Where a line holds the string "vody", return that line.

■ Recorded information:
>>>>>

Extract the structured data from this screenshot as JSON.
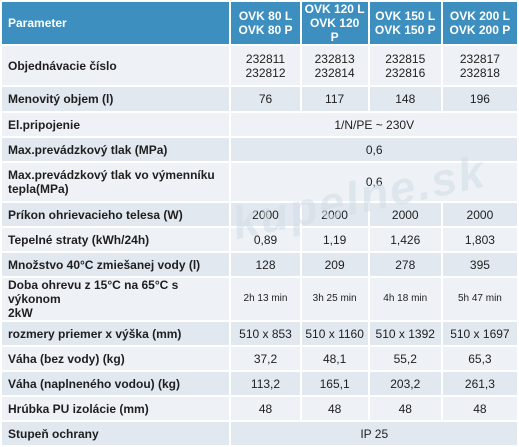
{
  "header": {
    "parameter": "Parameter",
    "models": [
      [
        "OVK 80 L",
        "OVK 80 P"
      ],
      [
        "OVK 120 L",
        "OVK 120 P"
      ],
      [
        "OVK 150 L",
        "OVK 150 P"
      ],
      [
        "OVK 200 L",
        "OVK 200 P"
      ]
    ]
  },
  "rows": [
    {
      "label": "Objednávacie číslo",
      "values": [
        [
          "232811",
          "232812"
        ],
        [
          "232813",
          "232814"
        ],
        [
          "232815",
          "232816"
        ],
        [
          "232817",
          "232818"
        ]
      ]
    },
    {
      "label": "Menovitý objem (l)",
      "values": [
        "76",
        "117",
        "148",
        "196"
      ]
    },
    {
      "label": "El.pripojenie",
      "span": "1/N/PE ~ 230V"
    },
    {
      "label": "Max.prevádzkový tlak (MPa)",
      "span": "0,6"
    },
    {
      "label": [
        "Max.prevádzkový tlak vo výmenníku",
        "tepla(MPa)"
      ],
      "span": "0,6"
    },
    {
      "label": "Príkon ohrievacieho telesa (W)",
      "values": [
        "2000",
        "2000",
        "2000",
        "2000"
      ]
    },
    {
      "label": "Tepelné straty (kWh/24h)",
      "values": [
        "0,89",
        "1,19",
        "1,426",
        "1,803"
      ]
    },
    {
      "label": "Množstvo 40°C zmiešanej vody (l)",
      "values": [
        "128",
        "209",
        "278",
        "395"
      ]
    },
    {
      "label": [
        "Doba ohrevu z 15°C na 65°C s výkonom",
        "2kW"
      ],
      "values": [
        "2h 13 min",
        "3h 25 min",
        "4h 18 min",
        "5h 47 min"
      ],
      "small": true
    },
    {
      "label": "rozmery priemer x výška (mm)",
      "values": [
        "510 x 853",
        "510 x 1160",
        "510 x 1392",
        "510 x 1697"
      ]
    },
    {
      "label": "Váha (bez vody) (kg)",
      "values": [
        "37,2",
        "48,1",
        "55,2",
        "65,3"
      ]
    },
    {
      "label": "Váha (naplneného vodou) (kg)",
      "values": [
        "113,2",
        "165,1",
        "203,2",
        "261,3"
      ]
    },
    {
      "label": "Hrúbka PU izolácie (mm)",
      "values": [
        "48",
        "48",
        "48",
        "48"
      ]
    },
    {
      "label": "Stupeň ochrany",
      "span": "IP 25"
    }
  ],
  "watermark": "kupelne.sk",
  "colors": {
    "header_bg": "#3d8fbf",
    "row_bg": "#eef2f7",
    "row_alt_bg": "#e2e8f0"
  }
}
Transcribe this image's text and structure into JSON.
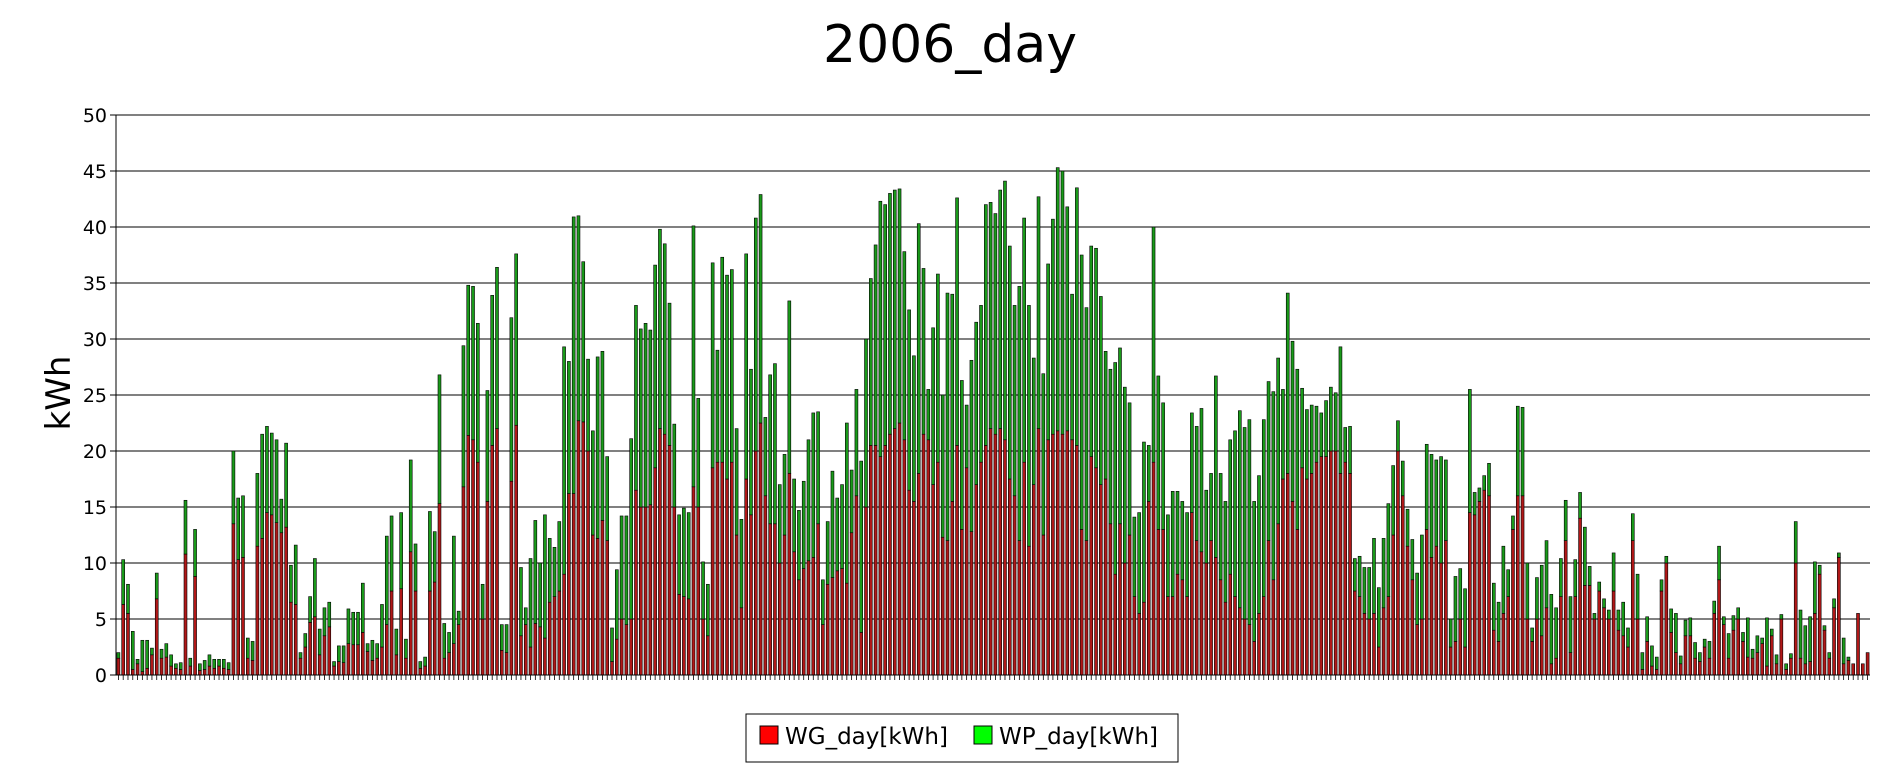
{
  "chart_data": {
    "type": "bar",
    "stacked": true,
    "title": "2006_day",
    "xlabel": "",
    "ylabel": "kWh",
    "ylim": [
      0,
      50
    ],
    "yticks": [
      0,
      5,
      10,
      15,
      20,
      25,
      30,
      35,
      40,
      45,
      50
    ],
    "grid": "horizontal",
    "legend_position": "bottom-center",
    "x_days": "1-365",
    "series": [
      {
        "name": "WG_day[kWh]",
        "color": "#b01818",
        "values": [
          1.5,
          6.3,
          5.5,
          0.5,
          1,
          0.3,
          0.6,
          1.8,
          6.8,
          1.5,
          1.6,
          0.8,
          0.6,
          0.5,
          10.8,
          0.8,
          8.8,
          0.4,
          0.5,
          0.8,
          0.6,
          0.8,
          0.6,
          0.5,
          13.5,
          10.3,
          10.5,
          1.5,
          1.3,
          11.5,
          12.2,
          14.5,
          14.3,
          13.6,
          12.7,
          13.2,
          6.5,
          6.3,
          1.5,
          2.5,
          4.7,
          5.2,
          1.8,
          3.5,
          4.3,
          0.8,
          1.2,
          1.1,
          2.8,
          2.7,
          2.7,
          3.8,
          2.1,
          1.3,
          1.5,
          2.5,
          4.5,
          7.5,
          1.8,
          7.7,
          1.5,
          11,
          7.5,
          0.6,
          0.8,
          7.5,
          8.3,
          15.3,
          1.5,
          2,
          2.8,
          4.5,
          16.8,
          21.4,
          21,
          19,
          5,
          15.5,
          20.5,
          22,
          2.2,
          2,
          17.3,
          22.3,
          3.5,
          4.5,
          2.5,
          4.6,
          4.3,
          3.3,
          6.5,
          7,
          7.5,
          9,
          16.2,
          16.2,
          22.7,
          22.6,
          20,
          12.5,
          12.2,
          13.8,
          12,
          1.2,
          3.2,
          5,
          4.5,
          5,
          16.5,
          15,
          15,
          15.2,
          18.5,
          22,
          21.5,
          20.5,
          15,
          7.2,
          7,
          6.8,
          16.8,
          15,
          5,
          3.5,
          18.5,
          19,
          19,
          17.5,
          19,
          12.5,
          6,
          17.5,
          14.3,
          20,
          22.5,
          16,
          13.5,
          13.5,
          10,
          12.5,
          18,
          11,
          8.5,
          9.5,
          10.2,
          10.5,
          13.5,
          4.5,
          8.1,
          8.7,
          9.3,
          9.5,
          8.2,
          12.7,
          16,
          3.8,
          15,
          20.5,
          20.5,
          19.5,
          20.5,
          21.5,
          22,
          22.5,
          21,
          16.5,
          15.5,
          18,
          21.5,
          21,
          17,
          19,
          12.3,
          12,
          15.5,
          20.5,
          13,
          18.5,
          12.8,
          17,
          19,
          20.5,
          22,
          21.5,
          22,
          21,
          17.5,
          16,
          12,
          19,
          11.5,
          17,
          22,
          12.5,
          21,
          21.5,
          21.8,
          21.5,
          21.8,
          21,
          20.5,
          13,
          12,
          19.5,
          18.5,
          17,
          17.5,
          13.5,
          9,
          13.5,
          10,
          12.5,
          7,
          5.5,
          6.5,
          15.5,
          19,
          13,
          13,
          7,
          7,
          9,
          8.5,
          7,
          14.5,
          12,
          11,
          10,
          12,
          10.5,
          8.5,
          6.5,
          9,
          7,
          6,
          5,
          4.5,
          3,
          5.5,
          7,
          12,
          8.5,
          13.5,
          17.5,
          18,
          15.5,
          13,
          18.5,
          17.5,
          18,
          19,
          19.5,
          19.5,
          20,
          20,
          18,
          19,
          18,
          7.5,
          7,
          5.5,
          5,
          5.5,
          2.5,
          6,
          7,
          12.5,
          20,
          16,
          11.5,
          8.5,
          4.5,
          5,
          13,
          10.5,
          11.5,
          10,
          12,
          2.5,
          3,
          5,
          2.5,
          14.5,
          14.3,
          15.5,
          16.5,
          16,
          4,
          3,
          5.5,
          7,
          13,
          16,
          16,
          5,
          3,
          5,
          3.5,
          6,
          1,
          1.5,
          7,
          12,
          2,
          7,
          14,
          8,
          8,
          5,
          7.5,
          6,
          5,
          7.5,
          4,
          3.5,
          2.5,
          12,
          5,
          0.5,
          3,
          0.8,
          0.5,
          7.5,
          10,
          3.8,
          2,
          1,
          3.5,
          3.5,
          1.5,
          1.2,
          2.5,
          1.5,
          5.5,
          8.5,
          4.5,
          1.5,
          4,
          5,
          3,
          1.6,
          1.5,
          2,
          2.8,
          0.8,
          3.5,
          1,
          5,
          0.5,
          1.5,
          10,
          1.5,
          1,
          1.2,
          5.5,
          9,
          4,
          1.5,
          6,
          10.5,
          1,
          1.3,
          1,
          5.5,
          1,
          2
        ],
        "note_values": "bottom (red) segment heights, kWh"
      },
      {
        "name": "WP_day[kWh]",
        "color": "#1a9a1a",
        "values": [
          0.5,
          4,
          2.6,
          3.4,
          0.4,
          2.8,
          2.5,
          0.6,
          2.3,
          0.8,
          1.2,
          1,
          0.4,
          0.6,
          4.8,
          0.7,
          4.2,
          0.6,
          0.8,
          1,
          0.8,
          0.6,
          0.8,
          0.6,
          6.5,
          5.5,
          5.5,
          1.8,
          1.7,
          6.5,
          9.3,
          7.7,
          7.3,
          7.4,
          3,
          7.5,
          3.3,
          5.3,
          0.5,
          1.2,
          2.3,
          5.2,
          2.3,
          2.5,
          2.2,
          0.4,
          1.4,
          1.5,
          3.1,
          2.9,
          2.9,
          4.4,
          0.7,
          1.8,
          1.3,
          3.8,
          7.9,
          6.7,
          2.3,
          6.8,
          1.7,
          8.2,
          4.2,
          0.6,
          0.8,
          7.1,
          4.5,
          11.5,
          3.1,
          1.8,
          9.6,
          1.2,
          12.6,
          13.4,
          13.7,
          12.4,
          3.1,
          9.9,
          13.4,
          14.4,
          2.3,
          2.5,
          14.6,
          15.3,
          6.1,
          1.5,
          7.9,
          9.2,
          5.7,
          11,
          5.7,
          4.4,
          6.2,
          20.3,
          11.8,
          24.7,
          18.3,
          14.3,
          8.2,
          9.3,
          16.2,
          15.1,
          7.5,
          3,
          6.2,
          9.2,
          9.7,
          16.1,
          16.5,
          15.9,
          16.4,
          15.6,
          18.1,
          17.8,
          17,
          12.7,
          7.4,
          7.1,
          7.9,
          7.7,
          23.3,
          9.7,
          5.1,
          4.6,
          18.3,
          10,
          18.3,
          18.2,
          17.2,
          9.5,
          7.9,
          20.1,
          13,
          20.8,
          20.4,
          7,
          13.3,
          14.3,
          7,
          7.2,
          15.4,
          6.5,
          6.2,
          7.8,
          10.8,
          12.9,
          10,
          4,
          5.6,
          9.5,
          6.5,
          7.5,
          14.3,
          5.6,
          9.5,
          15.3,
          15,
          14.9,
          17.9,
          22.8,
          21.5,
          21.5,
          21.3,
          20.9,
          16.8,
          16.1,
          13,
          22.3,
          14.8,
          4.5,
          14,
          16.8,
          12.7,
          22.1,
          18.5,
          22.1,
          13.3,
          5.6,
          15.3,
          14.5,
          14,
          21.5,
          20.2,
          19.7,
          21.3,
          23.1,
          20.8,
          17,
          22.7,
          21.8,
          21.5,
          11.3,
          20.7,
          14.4,
          15.7,
          19.2,
          23.5,
          23.5,
          20,
          13,
          23,
          24.5,
          20.8,
          18.8,
          19.6,
          16.8,
          11.4,
          13.8,
          18.9,
          15.7,
          15.7,
          11.8,
          7.1,
          9,
          14.3,
          5,
          21,
          13.7,
          11.3,
          7.3,
          9.4,
          7.4,
          7,
          7.5,
          8.9,
          10.2,
          12.8,
          6.5,
          6,
          16.2,
          9.5,
          9,
          12,
          14.8,
          17.6,
          17.1,
          18.3,
          12.5,
          12.3,
          15.8,
          14.2,
          16.8,
          14.8,
          8,
          16.1,
          14.3,
          14.3,
          7.1,
          6.2,
          6.1,
          5,
          3.9,
          5,
          5.7,
          5.2,
          11.3,
          3.1,
          4.2,
          2.9,
          3.6,
          4.1,
          4.6,
          6.7,
          5.3,
          6.2,
          8.3,
          6.2,
          2.7,
          3.1,
          3.3,
          3.6,
          4.6,
          7.5,
          7.6,
          9.2,
          7.7,
          9.5,
          7.2,
          2.5,
          5.8,
          4.5,
          5.2,
          11,
          2,
          1.2,
          1.3,
          2.9,
          4.2,
          3.5,
          6,
          2.4,
          1.2,
          8,
          7.9,
          5,
          1.2,
          3.7,
          6.3,
          6,
          6.2,
          4.5,
          3.4,
          3.6,
          5,
          3.3,
          2.3,
          5.2,
          1.7,
          0.5,
          0.8,
          0.8,
          0.8,
          3.4,
          1.8,
          3,
          1.7,
          2.4,
          4,
          1.5,
          2.2,
          1.8,
          1.1,
          1,
          0.6,
          2.1,
          3.5,
          0.7,
          1.4,
          1.6,
          1.4,
          0.8,
          0.7,
          1.5,
          1.1,
          3,
          0.7,
          2.2,
          1.3,
          1,
          0.8,
          3.5,
          0.8,
          1.5,
          0.5,
          4.3,
          0.6,
          0.8,
          0.4,
          0.5,
          0.4,
          3.7,
          4.3,
          3.4,
          4,
          4.6,
          0.8,
          0.4,
          0.5,
          0.8,
          0.4,
          2.3,
          0.3
        ],
        "note_values": "top (green) segment heights, kWh"
      }
    ]
  },
  "legend": {
    "items": [
      "WG_day[kWh]",
      "WP_day[kWh]"
    ]
  }
}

<<<<<

■ The answer:
      "label": "Množstvo 40°C zmiešanej vody (l)",
      "label": "Váha (bez vody) (kg)",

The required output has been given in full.